### Goal of the exercise
Copy each line that contains the word "officials".

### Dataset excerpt

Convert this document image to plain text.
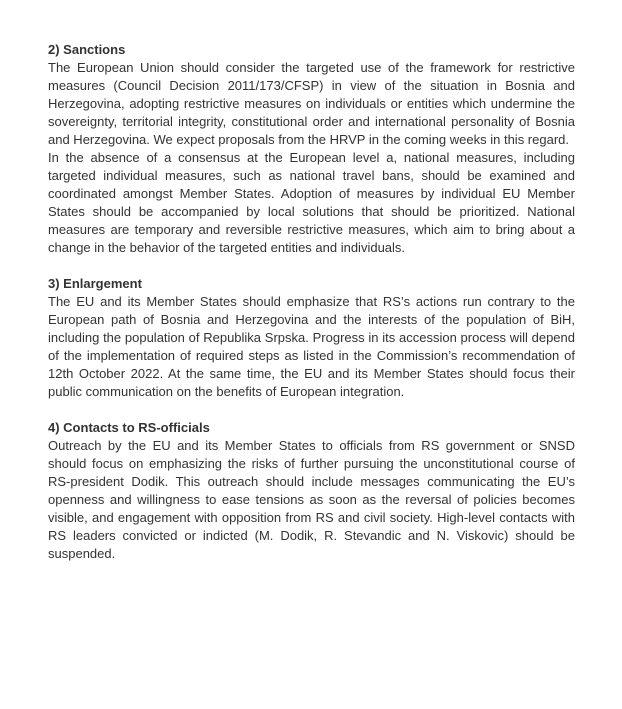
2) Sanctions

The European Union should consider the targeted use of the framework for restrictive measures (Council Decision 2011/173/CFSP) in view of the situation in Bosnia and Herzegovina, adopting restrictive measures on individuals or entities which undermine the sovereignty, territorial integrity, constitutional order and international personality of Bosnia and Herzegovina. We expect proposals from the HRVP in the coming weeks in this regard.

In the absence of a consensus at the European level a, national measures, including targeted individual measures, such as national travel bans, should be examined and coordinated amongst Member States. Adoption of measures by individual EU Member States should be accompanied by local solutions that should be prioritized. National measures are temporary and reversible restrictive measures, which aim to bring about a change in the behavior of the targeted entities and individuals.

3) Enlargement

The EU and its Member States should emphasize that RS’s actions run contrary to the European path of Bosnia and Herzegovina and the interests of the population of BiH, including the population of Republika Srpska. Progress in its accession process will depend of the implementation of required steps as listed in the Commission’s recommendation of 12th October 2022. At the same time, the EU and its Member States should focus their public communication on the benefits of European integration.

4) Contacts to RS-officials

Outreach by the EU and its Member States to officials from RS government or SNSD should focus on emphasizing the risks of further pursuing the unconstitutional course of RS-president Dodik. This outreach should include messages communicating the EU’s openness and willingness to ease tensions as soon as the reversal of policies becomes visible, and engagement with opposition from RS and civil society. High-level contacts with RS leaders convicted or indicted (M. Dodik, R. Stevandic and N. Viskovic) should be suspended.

### Answer
4) Contacts to RS-officials
Outreach by the EU and its Member States to officials from RS government or SNSD should focus on emphasizing the risks of further pursuing the unconstitutional course of RS-president Dodik. This outreach should include messages communicating the EU’s openness and willingness to ease tensions as soon as the reversal of policies becomes visible, and engagement with opposition from RS and civil society. High-level contacts with RS leaders convicted or indicted (M. Dodik, R. Stevandic and N. Viskovic) should be suspended.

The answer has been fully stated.